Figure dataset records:
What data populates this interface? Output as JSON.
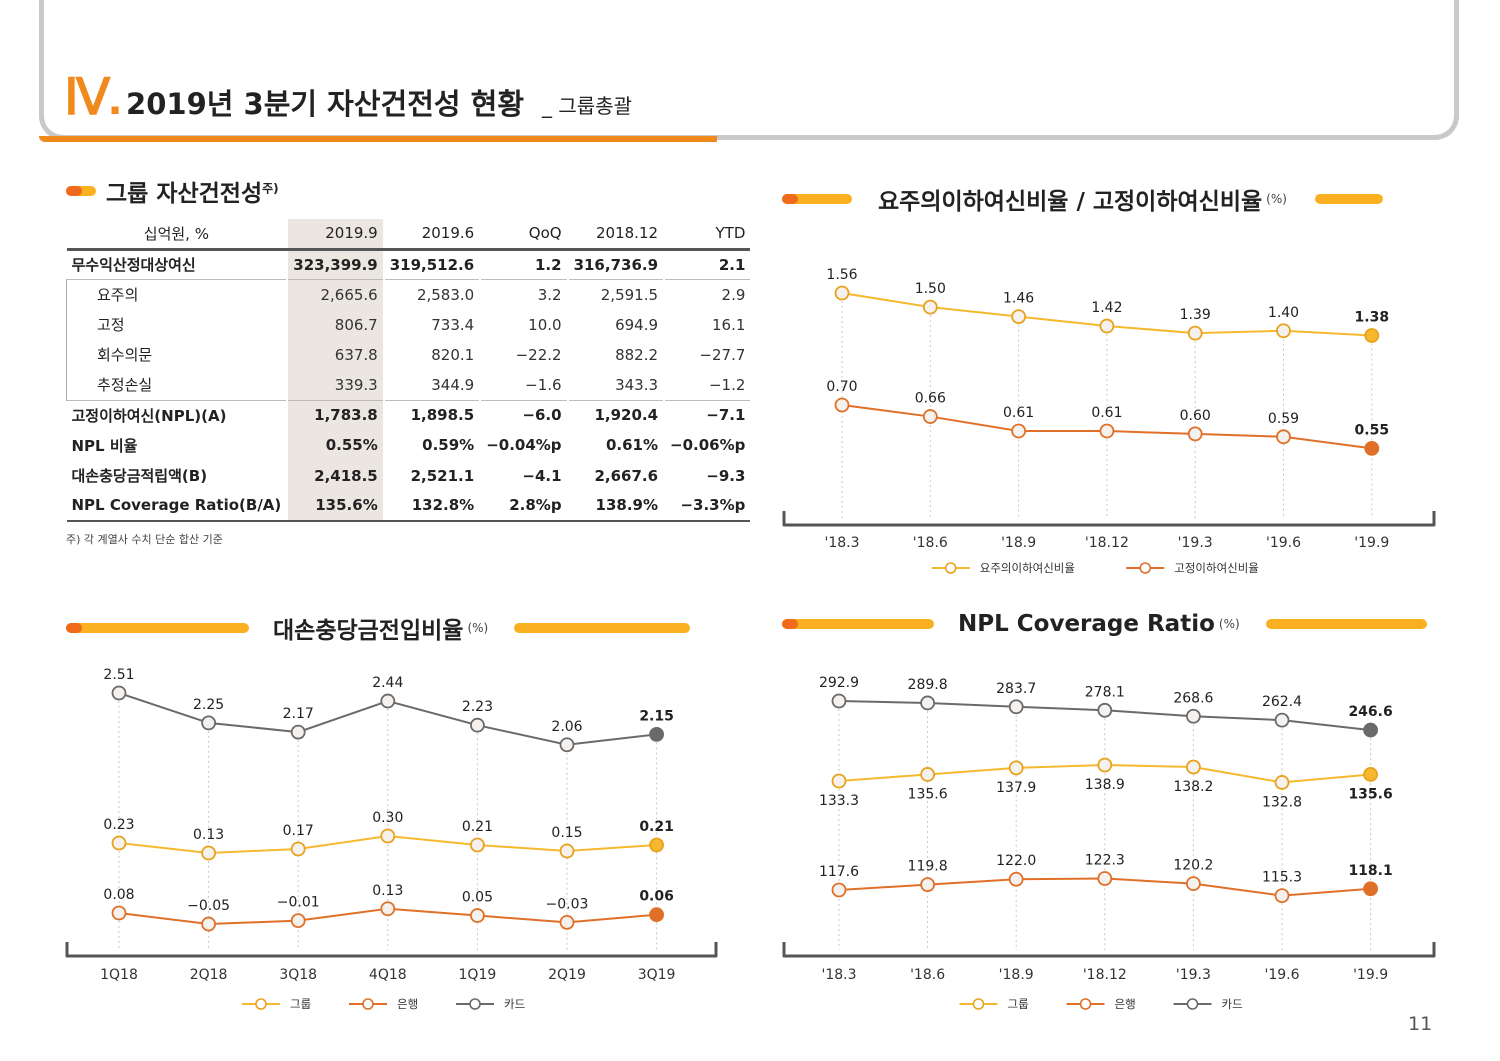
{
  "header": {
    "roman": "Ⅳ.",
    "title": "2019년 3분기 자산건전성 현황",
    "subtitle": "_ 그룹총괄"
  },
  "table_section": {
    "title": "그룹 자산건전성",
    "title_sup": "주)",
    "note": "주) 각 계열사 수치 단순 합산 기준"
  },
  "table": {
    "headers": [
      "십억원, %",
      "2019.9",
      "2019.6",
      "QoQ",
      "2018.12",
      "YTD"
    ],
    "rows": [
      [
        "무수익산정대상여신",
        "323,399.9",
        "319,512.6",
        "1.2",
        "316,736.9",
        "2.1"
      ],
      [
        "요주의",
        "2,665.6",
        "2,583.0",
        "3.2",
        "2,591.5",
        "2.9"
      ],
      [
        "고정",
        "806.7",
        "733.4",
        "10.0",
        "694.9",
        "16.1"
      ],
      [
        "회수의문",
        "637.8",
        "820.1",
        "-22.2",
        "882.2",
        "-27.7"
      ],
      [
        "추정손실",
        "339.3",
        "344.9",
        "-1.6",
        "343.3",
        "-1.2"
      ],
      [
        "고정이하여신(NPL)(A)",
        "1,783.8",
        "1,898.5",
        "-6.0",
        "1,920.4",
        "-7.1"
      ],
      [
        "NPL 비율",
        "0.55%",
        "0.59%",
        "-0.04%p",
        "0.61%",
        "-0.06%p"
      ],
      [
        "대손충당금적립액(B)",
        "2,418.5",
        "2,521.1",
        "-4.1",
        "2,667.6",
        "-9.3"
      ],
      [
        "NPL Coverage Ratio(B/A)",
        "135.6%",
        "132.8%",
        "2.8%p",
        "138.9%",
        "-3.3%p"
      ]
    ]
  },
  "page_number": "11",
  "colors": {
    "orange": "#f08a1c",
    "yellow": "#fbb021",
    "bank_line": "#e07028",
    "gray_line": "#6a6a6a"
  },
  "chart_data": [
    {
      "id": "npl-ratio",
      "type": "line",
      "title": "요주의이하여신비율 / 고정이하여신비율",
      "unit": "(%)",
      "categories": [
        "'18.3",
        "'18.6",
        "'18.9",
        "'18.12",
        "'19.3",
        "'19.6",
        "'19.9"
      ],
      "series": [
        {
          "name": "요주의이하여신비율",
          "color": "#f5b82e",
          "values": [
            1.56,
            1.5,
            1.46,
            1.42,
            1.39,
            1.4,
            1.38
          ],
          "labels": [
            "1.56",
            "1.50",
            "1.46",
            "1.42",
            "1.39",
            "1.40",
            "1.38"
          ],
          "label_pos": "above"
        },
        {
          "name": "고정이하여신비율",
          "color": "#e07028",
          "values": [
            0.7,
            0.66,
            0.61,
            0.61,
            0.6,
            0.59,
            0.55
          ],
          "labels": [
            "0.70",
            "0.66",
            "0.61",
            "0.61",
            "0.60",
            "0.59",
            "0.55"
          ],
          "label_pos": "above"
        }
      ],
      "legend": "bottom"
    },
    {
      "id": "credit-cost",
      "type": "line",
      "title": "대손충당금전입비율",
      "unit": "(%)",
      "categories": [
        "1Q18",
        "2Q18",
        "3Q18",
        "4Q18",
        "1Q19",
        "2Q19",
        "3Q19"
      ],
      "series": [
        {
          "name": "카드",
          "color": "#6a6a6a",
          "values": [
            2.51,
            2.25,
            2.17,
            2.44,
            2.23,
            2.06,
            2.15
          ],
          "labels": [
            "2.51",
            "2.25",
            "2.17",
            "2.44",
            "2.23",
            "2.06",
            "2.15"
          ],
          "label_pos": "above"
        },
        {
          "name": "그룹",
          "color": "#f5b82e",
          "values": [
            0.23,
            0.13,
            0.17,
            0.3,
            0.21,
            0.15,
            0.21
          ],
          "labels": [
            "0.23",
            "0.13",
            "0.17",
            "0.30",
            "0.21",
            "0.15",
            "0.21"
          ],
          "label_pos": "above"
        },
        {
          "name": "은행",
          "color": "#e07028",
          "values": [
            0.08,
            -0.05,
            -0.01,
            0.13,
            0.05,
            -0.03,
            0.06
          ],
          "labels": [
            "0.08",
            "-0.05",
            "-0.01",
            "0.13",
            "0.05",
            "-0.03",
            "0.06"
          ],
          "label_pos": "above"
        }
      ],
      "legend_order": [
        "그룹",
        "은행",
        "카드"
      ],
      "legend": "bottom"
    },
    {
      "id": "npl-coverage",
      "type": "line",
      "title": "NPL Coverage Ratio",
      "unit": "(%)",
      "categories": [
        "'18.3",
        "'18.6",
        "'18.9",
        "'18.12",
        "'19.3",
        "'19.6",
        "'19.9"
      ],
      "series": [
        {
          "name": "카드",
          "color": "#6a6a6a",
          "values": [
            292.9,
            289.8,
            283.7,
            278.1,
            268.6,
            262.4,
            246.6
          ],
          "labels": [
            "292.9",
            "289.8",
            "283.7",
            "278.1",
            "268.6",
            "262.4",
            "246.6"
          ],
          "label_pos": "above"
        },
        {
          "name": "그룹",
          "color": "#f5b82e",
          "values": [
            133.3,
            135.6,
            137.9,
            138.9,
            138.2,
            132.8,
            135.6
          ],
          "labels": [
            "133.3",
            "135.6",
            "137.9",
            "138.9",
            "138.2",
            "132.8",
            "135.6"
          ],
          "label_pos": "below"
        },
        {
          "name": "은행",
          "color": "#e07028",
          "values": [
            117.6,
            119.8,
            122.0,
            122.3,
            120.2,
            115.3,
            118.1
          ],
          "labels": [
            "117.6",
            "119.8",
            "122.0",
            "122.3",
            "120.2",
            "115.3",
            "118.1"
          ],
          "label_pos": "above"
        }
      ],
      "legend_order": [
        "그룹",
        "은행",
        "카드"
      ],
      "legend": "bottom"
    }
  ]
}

Exercise objective:
Leave the pictures out and output the rest of the listing exactly.

Answer in full:
What data populates this interface? Output as JSON.
{
  "header": {
    "roman": "Ⅳ.",
    "title": "2019년 3분기 자산건전성 현황",
    "subtitle": "_ 그룹총괄"
  },
  "table_section": {
    "title": "그룹 자산건전성",
    "title_sup": "주)",
    "note": "주) 각 계열사 수치 단순 합산 기준"
  },
  "table": {
    "headers": [
      "십억원, %",
      "2019.9",
      "2019.6",
      "QoQ",
      "2018.12",
      "YTD"
    ],
    "rows": [
      [
        "무수익산정대상여신",
        "323,399.9",
        "319,512.6",
        "1.2",
        "316,736.9",
        "2.1"
      ],
      [
        "요주의",
        "2,665.6",
        "2,583.0",
        "3.2",
        "2,591.5",
        "2.9"
      ],
      [
        "고정",
        "806.7",
        "733.4",
        "10.0",
        "694.9",
        "16.1"
      ],
      [
        "회수의문",
        "637.8",
        "820.1",
        "-22.2",
        "882.2",
        "-27.7"
      ],
      [
        "추정손실",
        "339.3",
        "344.9",
        "-1.6",
        "343.3",
        "-1.2"
      ],
      [
        "고정이하여신(NPL)(A)",
        "1,783.8",
        "1,898.5",
        "-6.0",
        "1,920.4",
        "-7.1"
      ],
      [
        "NPL 비율",
        "0.55%",
        "0.59%",
        "-0.04%p",
        "0.61%",
        "-0.06%p"
      ],
      [
        "대손충당금적립액(B)",
        "2,418.5",
        "2,521.1",
        "-4.1",
        "2,667.6",
        "-9.3"
      ],
      [
        "NPL Coverage Ratio(B/A)",
        "135.6%",
        "132.8%",
        "2.8%p",
        "138.9%",
        "-3.3%p"
      ]
    ]
  },
  "page_number": "11",
  "colors": {
    "orange": "#f08a1c",
    "yellow": "#fbb021",
    "bank_line": "#e07028",
    "gray_line": "#6a6a6a"
  },
  "chart_data": [
    {
      "id": "npl-ratio",
      "type": "line",
      "title": "요주의이하여신비율 / 고정이하여신비율",
      "unit": "(%)",
      "categories": [
        "'18.3",
        "'18.6",
        "'18.9",
        "'18.12",
        "'19.3",
        "'19.6",
        "'19.9"
      ],
      "series": [
        {
          "name": "요주의이하여신비율",
          "color": "#f5b82e",
          "values": [
            1.56,
            1.5,
            1.46,
            1.42,
            1.39,
            1.4,
            1.38
          ],
          "labels": [
            "1.56",
            "1.50",
            "1.46",
            "1.42",
            "1.39",
            "1.40",
            "1.38"
          ],
          "label_pos": "above"
        },
        {
          "name": "고정이하여신비율",
          "color": "#e07028",
          "values": [
            0.7,
            0.66,
            0.61,
            0.61,
            0.6,
            0.59,
            0.55
          ],
          "labels": [
            "0.70",
            "0.66",
            "0.61",
            "0.61",
            "0.60",
            "0.59",
            "0.55"
          ],
          "label_pos": "above"
        }
      ],
      "legend": "bottom"
    },
    {
      "id": "credit-cost",
      "type": "line",
      "title": "대손충당금전입비율",
      "unit": "(%)",
      "categories": [
        "1Q18",
        "2Q18",
        "3Q18",
        "4Q18",
        "1Q19",
        "2Q19",
        "3Q19"
      ],
      "series": [
        {
          "name": "카드",
          "color": "#6a6a6a",
          "values": [
            2.51,
            2.25,
            2.17,
            2.44,
            2.23,
            2.06,
            2.15
          ],
          "labels": [
            "2.51",
            "2.25",
            "2.17",
            "2.44",
            "2.23",
            "2.06",
            "2.15"
          ],
          "label_pos": "above"
        },
        {
          "name": "그룹",
          "color": "#f5b82e",
          "values": [
            0.23,
            0.13,
            0.17,
            0.3,
            0.21,
            0.15,
            0.21
          ],
          "labels": [
            "0.23",
            "0.13",
            "0.17",
            "0.30",
            "0.21",
            "0.15",
            "0.21"
          ],
          "label_pos": "above"
        },
        {
          "name": "은행",
          "color": "#e07028",
          "values": [
            0.08,
            -0.05,
            -0.01,
            0.13,
            0.05,
            -0.03,
            0.06
          ],
          "labels": [
            "0.08",
            "-0.05",
            "-0.01",
            "0.13",
            "0.05",
            "-0.03",
            "0.06"
          ],
          "label_pos": "above"
        }
      ],
      "legend_order": [
        "그룹",
        "은행",
        "카드"
      ],
      "legend": "bottom"
    },
    {
      "id": "npl-coverage",
      "type": "line",
      "title": "NPL Coverage Ratio",
      "unit": "(%)",
      "categories": [
        "'18.3",
        "'18.6",
        "'18.9",
        "'18.12",
        "'19.3",
        "'19.6",
        "'19.9"
      ],
      "series": [
        {
          "name": "카드",
          "color": "#6a6a6a",
          "values": [
            292.9,
            289.8,
            283.7,
            278.1,
            268.6,
            262.4,
            246.6
          ],
          "labels": [
            "292.9",
            "289.8",
            "283.7",
            "278.1",
            "268.6",
            "262.4",
            "246.6"
          ],
          "label_pos": "above"
        },
        {
          "name": "그룹",
          "color": "#f5b82e",
          "values": [
            133.3,
            135.6,
            137.9,
            138.9,
            138.2,
            132.8,
            135.6
          ],
          "labels": [
            "133.3",
            "135.6",
            "137.9",
            "138.9",
            "138.2",
            "132.8",
            "135.6"
          ],
          "label_pos": "below"
        },
        {
          "name": "은행",
          "color": "#e07028",
          "values": [
            117.6,
            119.8,
            122.0,
            122.3,
            120.2,
            115.3,
            118.1
          ],
          "labels": [
            "117.6",
            "119.8",
            "122.0",
            "122.3",
            "120.2",
            "115.3",
            "118.1"
          ],
          "label_pos": "above"
        }
      ],
      "legend_order": [
        "그룹",
        "은행",
        "카드"
      ],
      "legend": "bottom"
    }
  ]
}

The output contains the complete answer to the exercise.